29 Aralık 2020 14:49

HDP’li Önlü, ‘Tunceli Müzesi’ni sordu: Şimdiden asimilasyonun müzesi haline geldi

HDP Dersim Milletvekili Alican Önlü, 1938 Dersim Katliamı’nın yönetildiği askeri kışlanın ‘Tunceli Müzesi’ne dönüştürülmesini sordu: Asimilasyonun ve inkârın müzesi.

Fotoğraf: HDP Basın Bürosu

Paylaş

HDP Dersim Milletvekili Alican Önlü, 1938 Dersim Katliamı’nın yönetildiği askeri kışlanın ‘Tunceli Müzesi’ne dönüştürülmesini Cumhurbaşkanı Yardımcısı Fuat Oktay’a sordu. Önlü, “Adı utanç müzesi olmasa da açılışıyla ve adıyla şimdiden utancın, asimilasyonun ve inkârın müzesi haline gelmiştir” dedi. 

İdam edilen Şeyh Said gibi Seyid Rıza ve arkadaşlarının mezar yerlerinin halen bilinmediğini hatırlatan Önlü, resmi rakamlara göre Dersim Katliamı’nda 13 bin 806 kişinin yaşamını yitirdiğini ve on binlerce insanın yurtlarından sürüldüğünü söyledi. Bugün hâlen Dersim’e dair tüm arşivlerin açılmadığını ve hakikatlerin tam olarak açığa çıkarılamadığına dikkat çeken Önlü, “Devletin resmi olarak yüzleşmediği Dersim 1938 soykırımı, halklarımızın vicdanında bir yara olarak kanamaya devam etmektedir” dedi. 

“MÜZEDE DERSİM KATLİAMINA DAİR TEK BİR ANLATI, BELGE VE KANIT YOK”
-=-=-=-=-
Görev ayrıntıları:
Metinde "İdam edilen Şeyh Said gibi" sözleriyle başlayan paragrafı, ana bilgileri koruyarak madde madde kısaltın. Metnin ardından gelen listenin bu metinle bir ilgisi yoktur.

[Kaydedilmiş girdiler]
-=-=-=-=-
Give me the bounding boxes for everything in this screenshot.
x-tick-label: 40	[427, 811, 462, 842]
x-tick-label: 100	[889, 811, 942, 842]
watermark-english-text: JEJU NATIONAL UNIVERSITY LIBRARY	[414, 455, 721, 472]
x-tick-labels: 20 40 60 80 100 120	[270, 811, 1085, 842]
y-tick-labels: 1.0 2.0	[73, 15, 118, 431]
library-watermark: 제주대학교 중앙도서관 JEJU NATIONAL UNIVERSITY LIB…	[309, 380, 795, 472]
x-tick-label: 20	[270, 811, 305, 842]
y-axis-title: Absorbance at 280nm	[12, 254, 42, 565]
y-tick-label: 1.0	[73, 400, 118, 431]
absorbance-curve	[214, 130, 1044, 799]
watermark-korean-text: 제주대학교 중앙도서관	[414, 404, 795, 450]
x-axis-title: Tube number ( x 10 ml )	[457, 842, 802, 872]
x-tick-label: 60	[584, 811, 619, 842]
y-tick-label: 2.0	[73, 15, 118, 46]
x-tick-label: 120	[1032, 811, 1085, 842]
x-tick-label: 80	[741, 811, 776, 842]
-=-=-=-=-
Görev yanıtı:
- Önlü, idam edilen Şeyh Said gibi Seyid Rıza ve arkadaşlarının mezar yerlerinin hâlâ bilinmediğini hatırlattı.
- Resmi rakamlara göre Dersim Katliamı'nda 13 bin 806 kişi yaşamını yitirdi, on binlerce kişi yurdundan sürüldü.
- Dersim'e dair arşivlerin hepsi hâlâ açılmadı ve hakikatler tam olarak ortaya çıkarılamadı.
- Önlü'ye göre devletin resmi olarak yüzleşmediği Dersim 1938 soykırımı, halkların vicdanında kanayan bir yara olmayı sürdürüyor.